• **Zu erledigende Aufgaben**:
1. Wann endet laut dem Text über Juniorprofessuren an der FU die Anstellung von Stephan van Gasselt als Juniorprofessor?
2. Gib aus dem Text über Juniorprofessuren an der FU alles von „Junioren in der“ bis hinunter zu „bei einigen nachgehakt.“ wieder und ersetze dabei „Warteschleife“ durch „Sackgasse“.
3. Fasse den Text über Juniorprofessuren an der FU in zwei Sätzen zusammen.

• **Bereitgestellter Text**:
........
Junioren in der Warteschleife

Juniorprofessoren an der FU – junge Wissenschaftler mit Karriereaussicht oder billige Arbeitskräfte mit schlechten Arbeitsbedingungen? Fanny Gruhl hat bei einigen nachgehakt.

Illustration: Cora-Mae Gregorschewski

Illustration: Cora-Mae Gregorschewski

Stephan van Gasselt seufzt. „Ich konnte nicht ruhig schlafen“, sagt er. Seit einem Jahr trägt der Wissenschaftler die alleinige Verantwortung für die Arbeitsstelle Planetologie und Fernerkundung an der FU – und für die 25 Mitarbeiter dort. Das heißt: Drittmittel einwerben, Papierkram erledigen und die Arbeitsgruppe leiten. Normal ist das nicht: Van Gasselt ist Juniorprofessor. Eigentlich sollte er sich um seine Forschung kümmern, um sich so für eine Lebenszeitprofessur zu qualifizieren.

Vor einem Jahr aber verließ der Planetologie-Professor Gerhard Neukum das Institut, seine Stelle blieb vakant. Die Planetologie an der FU ist seitdem im Umbruch – ihre Zukunft ungewiss. Genauso wie die von van Gasselt. Denn im April 2016 endet seine sechsjährige Anstellung als Juniorprofessor. Da er bereits an der FU promoviert hat, darf er nicht bleiben – das sieht das Berliner Hochschulgesetz vor. „Ich habe derzeit hier an der Uni keine Zukunftsaussichten“, sagt er.

Dabei soll die Junioranstellung, die so genannte W1-Professur, Nachwuchswissenschaftlern eine Perspektive schaffen. Sie wurde 2002 deutschlandweit eingeführt und ist die Alternative zur früheren Habilitationsstelle. Die Vorteile: Junge Nachwuchswissenschaftler können schon früher den Titel „Professor“ tragen. Außerdem können sie selbstständiger arbeiten, weil sie keinem Professor untergeordnet sind. An der FU ist das ein beliebtes Modell: Mittlerweile tragen schon 100 der 460 Professoren einen „Junior“ vor dem Titel.

Die Juniorprofessuren sind auf sechs Jahre begrenzt. An vielen ausländischen Universitäten haben die Nachwuchswissenschaftler dann die Aussicht auf eine Lebenszeitprofessur – diese Option nennt man „Tenure-Track“. An der FU gibt es das nicht. Das „Tenure-Track-Modell“ sei für die Uni nicht finanzierbar, sagt der Präsidiumssprecher Goran Krstin. Das bedeutet: Wenn ihre Juniorprofessur ausläuft, müssen sich die Wissenschaftler an anderen Unis bewerben. Nur im Einzelfall bietet die FU ihnen eine befristete W2-Professur an. Die meisten müssen aber gehen.
........
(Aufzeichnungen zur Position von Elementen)

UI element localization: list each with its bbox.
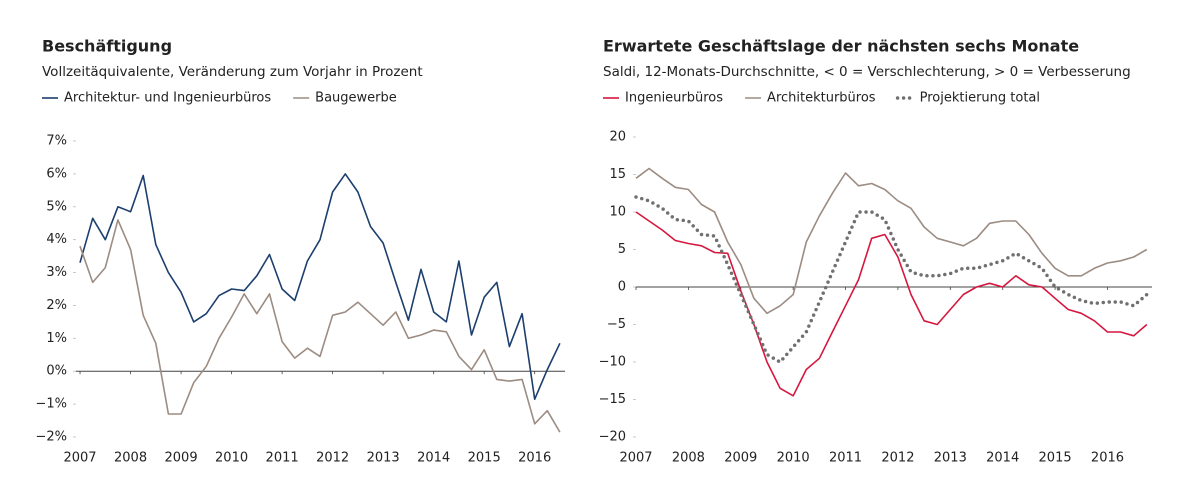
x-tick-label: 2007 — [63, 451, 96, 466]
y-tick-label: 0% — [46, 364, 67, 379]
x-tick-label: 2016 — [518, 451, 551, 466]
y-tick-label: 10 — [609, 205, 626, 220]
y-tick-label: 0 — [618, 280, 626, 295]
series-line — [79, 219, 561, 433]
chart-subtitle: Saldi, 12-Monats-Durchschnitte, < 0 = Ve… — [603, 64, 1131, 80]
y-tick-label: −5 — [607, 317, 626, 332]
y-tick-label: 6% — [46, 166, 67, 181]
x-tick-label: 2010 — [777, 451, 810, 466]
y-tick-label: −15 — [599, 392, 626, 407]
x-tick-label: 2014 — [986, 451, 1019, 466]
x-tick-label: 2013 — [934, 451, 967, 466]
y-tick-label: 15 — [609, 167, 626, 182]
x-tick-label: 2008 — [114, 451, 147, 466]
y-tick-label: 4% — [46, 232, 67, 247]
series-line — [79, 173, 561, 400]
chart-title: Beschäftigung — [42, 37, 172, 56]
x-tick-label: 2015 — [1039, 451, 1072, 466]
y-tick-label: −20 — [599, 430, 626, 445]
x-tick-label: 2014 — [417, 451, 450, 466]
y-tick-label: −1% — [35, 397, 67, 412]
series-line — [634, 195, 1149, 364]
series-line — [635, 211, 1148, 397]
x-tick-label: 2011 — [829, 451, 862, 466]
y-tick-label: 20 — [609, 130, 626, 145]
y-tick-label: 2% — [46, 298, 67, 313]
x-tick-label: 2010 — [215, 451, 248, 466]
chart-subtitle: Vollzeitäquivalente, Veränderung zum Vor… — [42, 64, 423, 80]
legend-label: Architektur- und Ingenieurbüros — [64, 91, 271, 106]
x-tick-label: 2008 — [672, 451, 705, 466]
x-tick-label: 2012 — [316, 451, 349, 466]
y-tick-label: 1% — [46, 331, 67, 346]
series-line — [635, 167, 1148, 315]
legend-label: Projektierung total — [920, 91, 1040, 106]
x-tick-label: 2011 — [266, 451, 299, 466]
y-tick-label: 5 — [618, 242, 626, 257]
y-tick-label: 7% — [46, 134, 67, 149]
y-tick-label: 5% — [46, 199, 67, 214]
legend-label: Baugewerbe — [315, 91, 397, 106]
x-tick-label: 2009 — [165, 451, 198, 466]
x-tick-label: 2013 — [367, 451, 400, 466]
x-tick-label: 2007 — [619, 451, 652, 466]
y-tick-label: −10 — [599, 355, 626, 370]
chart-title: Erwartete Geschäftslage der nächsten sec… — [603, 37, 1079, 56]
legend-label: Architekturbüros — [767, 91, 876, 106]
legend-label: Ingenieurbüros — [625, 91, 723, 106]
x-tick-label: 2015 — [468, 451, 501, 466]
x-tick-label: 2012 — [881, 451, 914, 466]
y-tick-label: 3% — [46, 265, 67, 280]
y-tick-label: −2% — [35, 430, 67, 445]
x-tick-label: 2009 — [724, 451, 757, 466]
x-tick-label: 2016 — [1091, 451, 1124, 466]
........
• **Lösungen zur Übung**:
1. Im April 2016.

2.
Junioren in der Sackgasse

Juniorprofessoren an der FU – junge Wissenschaftler mit Karriereaussicht oder billige Arbeitskräfte mit schlechten Arbeitsbedingungen? Fanny Gruhl hat bei einigen nachgehakt.

3. Die 2002 eingeführte und auf sechs Jahre begrenzte Juniorprofessur soll Nachwuchswissenschaftlern eine Perspektive schaffen. Weil die FU jedoch kein Tenure-Track-Modell anbietet, müssen die meisten danach gehen, so auch Stephan van Gasselt, der seit einem Jahr allein die Arbeitsstelle Planetologie und Fernerkundung leitet und nach dem Ende seiner Anstellung im April 2016 nicht bleiben darf.